# The task
Give the entries again, word for word.

# Source material
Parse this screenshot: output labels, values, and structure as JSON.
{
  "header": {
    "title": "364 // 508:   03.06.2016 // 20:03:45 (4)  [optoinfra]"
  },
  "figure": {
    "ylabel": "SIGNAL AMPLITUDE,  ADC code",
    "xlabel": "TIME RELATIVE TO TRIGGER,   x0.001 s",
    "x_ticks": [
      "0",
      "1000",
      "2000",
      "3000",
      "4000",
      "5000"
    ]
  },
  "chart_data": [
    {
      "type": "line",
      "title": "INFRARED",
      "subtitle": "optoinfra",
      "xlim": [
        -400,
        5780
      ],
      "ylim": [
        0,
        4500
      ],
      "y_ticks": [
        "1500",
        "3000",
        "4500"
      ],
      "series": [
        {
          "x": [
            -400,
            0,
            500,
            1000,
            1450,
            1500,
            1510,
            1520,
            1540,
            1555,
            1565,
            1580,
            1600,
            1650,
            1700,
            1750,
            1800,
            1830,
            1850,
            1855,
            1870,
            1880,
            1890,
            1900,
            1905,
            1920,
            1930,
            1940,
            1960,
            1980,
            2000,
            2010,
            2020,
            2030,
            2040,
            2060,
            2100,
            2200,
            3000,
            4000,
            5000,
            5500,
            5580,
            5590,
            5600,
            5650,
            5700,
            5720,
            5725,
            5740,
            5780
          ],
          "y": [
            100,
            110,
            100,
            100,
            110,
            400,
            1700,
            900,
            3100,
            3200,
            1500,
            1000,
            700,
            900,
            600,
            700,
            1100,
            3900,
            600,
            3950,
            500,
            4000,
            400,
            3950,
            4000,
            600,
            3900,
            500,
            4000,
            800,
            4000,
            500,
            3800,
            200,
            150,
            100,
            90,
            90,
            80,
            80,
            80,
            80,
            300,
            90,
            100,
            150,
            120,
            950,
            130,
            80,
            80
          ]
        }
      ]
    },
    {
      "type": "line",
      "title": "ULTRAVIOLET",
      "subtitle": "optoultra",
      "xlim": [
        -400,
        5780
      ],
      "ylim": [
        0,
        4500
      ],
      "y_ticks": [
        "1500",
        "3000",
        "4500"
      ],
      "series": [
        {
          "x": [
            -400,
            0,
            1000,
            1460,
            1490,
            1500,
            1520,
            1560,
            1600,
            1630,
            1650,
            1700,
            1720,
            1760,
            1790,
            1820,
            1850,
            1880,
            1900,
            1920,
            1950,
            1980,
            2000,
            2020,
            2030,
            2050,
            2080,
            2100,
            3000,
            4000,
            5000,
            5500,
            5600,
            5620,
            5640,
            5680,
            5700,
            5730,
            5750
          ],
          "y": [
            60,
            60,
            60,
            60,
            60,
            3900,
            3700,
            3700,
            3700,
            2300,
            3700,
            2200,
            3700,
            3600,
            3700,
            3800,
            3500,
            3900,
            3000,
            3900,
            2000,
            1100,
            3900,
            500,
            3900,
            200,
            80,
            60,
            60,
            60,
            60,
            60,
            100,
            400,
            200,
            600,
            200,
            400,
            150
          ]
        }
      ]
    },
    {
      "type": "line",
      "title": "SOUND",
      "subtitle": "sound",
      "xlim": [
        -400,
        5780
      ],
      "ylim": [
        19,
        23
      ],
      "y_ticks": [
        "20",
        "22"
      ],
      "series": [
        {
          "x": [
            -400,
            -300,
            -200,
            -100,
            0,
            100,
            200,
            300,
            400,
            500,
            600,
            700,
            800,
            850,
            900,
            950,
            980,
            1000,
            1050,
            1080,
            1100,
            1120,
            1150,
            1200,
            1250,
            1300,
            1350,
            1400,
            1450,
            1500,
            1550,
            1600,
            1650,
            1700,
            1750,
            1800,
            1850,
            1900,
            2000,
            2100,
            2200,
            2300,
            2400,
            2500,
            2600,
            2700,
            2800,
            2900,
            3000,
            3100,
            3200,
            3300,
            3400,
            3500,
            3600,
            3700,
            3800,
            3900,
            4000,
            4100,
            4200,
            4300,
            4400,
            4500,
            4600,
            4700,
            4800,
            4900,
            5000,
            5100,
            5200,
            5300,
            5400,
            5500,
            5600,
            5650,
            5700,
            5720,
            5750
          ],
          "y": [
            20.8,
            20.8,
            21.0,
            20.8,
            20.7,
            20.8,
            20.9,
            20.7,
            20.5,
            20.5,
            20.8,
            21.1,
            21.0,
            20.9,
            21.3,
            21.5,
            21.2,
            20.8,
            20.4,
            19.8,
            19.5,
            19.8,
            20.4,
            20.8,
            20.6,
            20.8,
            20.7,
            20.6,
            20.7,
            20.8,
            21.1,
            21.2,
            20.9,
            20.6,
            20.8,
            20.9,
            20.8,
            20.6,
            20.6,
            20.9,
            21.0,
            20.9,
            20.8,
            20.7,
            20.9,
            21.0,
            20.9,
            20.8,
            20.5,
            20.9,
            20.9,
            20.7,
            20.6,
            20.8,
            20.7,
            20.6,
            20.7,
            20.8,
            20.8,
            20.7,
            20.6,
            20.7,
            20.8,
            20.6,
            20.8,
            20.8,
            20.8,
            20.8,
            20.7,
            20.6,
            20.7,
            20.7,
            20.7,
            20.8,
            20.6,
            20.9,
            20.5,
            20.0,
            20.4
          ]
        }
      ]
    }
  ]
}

# Problem solution
Parse this screenshot: output labels, values, and structure as JSON.
{
  "header": {
    "title": "364 // 508:   03.06.2016 // 20:03:45 (4)  [optoinfra]"
  },
  "figure": {
    "ylabel": "SIGNAL AMPLITUDE,  ADC code",
    "xlabel": "TIME RELATIVE TO TRIGGER,   x0.001 s",
    "x_ticks": [
      "0",
      "1000",
      "2000",
      "3000",
      "4000",
      "5000"
    ]
  },
  "chart_data": [
    {
      "type": "line",
      "title": "INFRARED",
      "subtitle": "optoinfra",
      "xlim": [
        -400,
        5780
      ],
      "ylim": [
        0,
        4500
      ],
      "y_ticks": [
        "1500",
        "3000",
        "4500"
      ],
      "series": [
        {
          "x": [
            -400,
            0,
            500,
            1000,
            1450,
            1500,
            1510,
            1520,
            1540,
            1555,
            1565,
            1580,
            1600,
            1650,
            1700,
            1750,
            1800,
            1830,
            1850,
            1855,
            1870,
            1880,
            1890,
            1900,
            1905,
            1920,
            1930,
            1940,
            1960,
            1980,
            2000,
            2010,
            2020,
            2030,
            2040,
            2060,
            2100,
            2200,
            3000,
            4000,
            5000,
            5500,
            5580,
            5590,
            5600,
            5650,
            5700,
            5720,
            5725,
            5740,
            5780
          ],
          "y": [
            100,
            110,
            100,
            100,
            110,
            400,
            1700,
            900,
            3100,
            3200,
            1500,
            1000,
            700,
            900,
            600,
            700,
            1100,
            3900,
            600,
            3950,
            500,
            4000,
            400,
            3950,
            4000,
            600,
            3900,
            500,
            4000,
            800,
            4000,
            500,
            3800,
            200,
            150,
            100,
            90,
            90,
            80,
            80,
            80,
            80,
            300,
            90,
            100,
            150,
            120,
            950,
            130,
            80,
            80
          ]
        }
      ]
    },
    {
      "type": "line",
      "title": "ULTRAVIOLET",
      "subtitle": "optoultra",
      "xlim": [
        -400,
        5780
      ],
      "ylim": [
        0,
        4500
      ],
      "y_ticks": [
        "1500",
        "3000",
        "4500"
      ],
      "series": [
        {
          "x": [
            -400,
            0,
            1000,
            1460,
            1490,
            1500,
            1520,
            1560,
            1600,
            1630,
            1650,
            1700,
            1720,
            1760,
            1790,
            1820,
            1850,
            1880,
            1900,
            1920,
            1950,
            1980,
            2000,
            2020,
            2030,
            2050,
            2080,
            2100,
            3000,
            4000,
            5000,
            5500,
            5600,
            5620,
            5640,
            5680,
            5700,
            5730,
            5750
          ],
          "y": [
            60,
            60,
            60,
            60,
            60,
            3900,
            3700,
            3700,
            3700,
            2300,
            3700,
            2200,
            3700,
            3600,
            3700,
            3800,
            3500,
            3900,
            3000,
            3900,
            2000,
            1100,
            3900,
            500,
            3900,
            200,
            80,
            60,
            60,
            60,
            60,
            60,
            100,
            400,
            200,
            600,
            200,
            400,
            150
          ]
        }
      ]
    },
    {
      "type": "line",
      "title": "SOUND",
      "subtitle": "sound",
      "xlim": [
        -400,
        5780
      ],
      "ylim": [
        19,
        23
      ],
      "y_ticks": [
        "20",
        "22"
      ],
      "series": [
        {
          "x": [
            -400,
            -300,
            -200,
            -100,
            0,
            100,
            200,
            300,
            400,
            500,
            600,
            700,
            800,
            850,
            900,
            950,
            980,
            1000,
            1050,
            1080,
            1100,
            1120,
            1150,
            1200,
            1250,
            1300,
            1350,
            1400,
            1450,
            1500,
            1550,
            1600,
            1650,
            1700,
            1750,
            1800,
            1850,
            1900,
            2000,
            2100,
            2200,
            2300,
            2400,
            2500,
            2600,
            2700,
            2800,
            2900,
            3000,
            3100,
            3200,
            3300,
            3400,
            3500,
            3600,
            3700,
            3800,
            3900,
            4000,
            4100,
            4200,
            4300,
            4400,
            4500,
            4600,
            4700,
            4800,
            4900,
            5000,
            5100,
            5200,
            5300,
            5400,
            5500,
            5600,
            5650,
            5700,
            5720,
            5750
          ],
          "y": [
            20.8,
            20.8,
            21.0,
            20.8,
            20.7,
            20.8,
            20.9,
            20.7,
            20.5,
            20.5,
            20.8,
            21.1,
            21.0,
            20.9,
            21.3,
            21.5,
            21.2,
            20.8,
            20.4,
            19.8,
            19.5,
            19.8,
            20.4,
            20.8,
            20.6,
            20.8,
            20.7,
            20.6,
            20.7,
            20.8,
            21.1,
            21.2,
            20.9,
            20.6,
            20.8,
            20.9,
            20.8,
            20.6,
            20.6,
            20.9,
            21.0,
            20.9,
            20.8,
            20.7,
            20.9,
            21.0,
            20.9,
            20.8,
            20.5,
            20.9,
            20.9,
            20.7,
            20.6,
            20.8,
            20.7,
            20.6,
            20.7,
            20.8,
            20.8,
            20.7,
            20.6,
            20.7,
            20.8,
            20.6,
            20.8,
            20.8,
            20.8,
            20.8,
            20.7,
            20.6,
            20.7,
            20.7,
            20.7,
            20.8,
            20.6,
            20.9,
            20.5,
            20.0,
            20.4
          ]
        }
      ]
    }
  ]
}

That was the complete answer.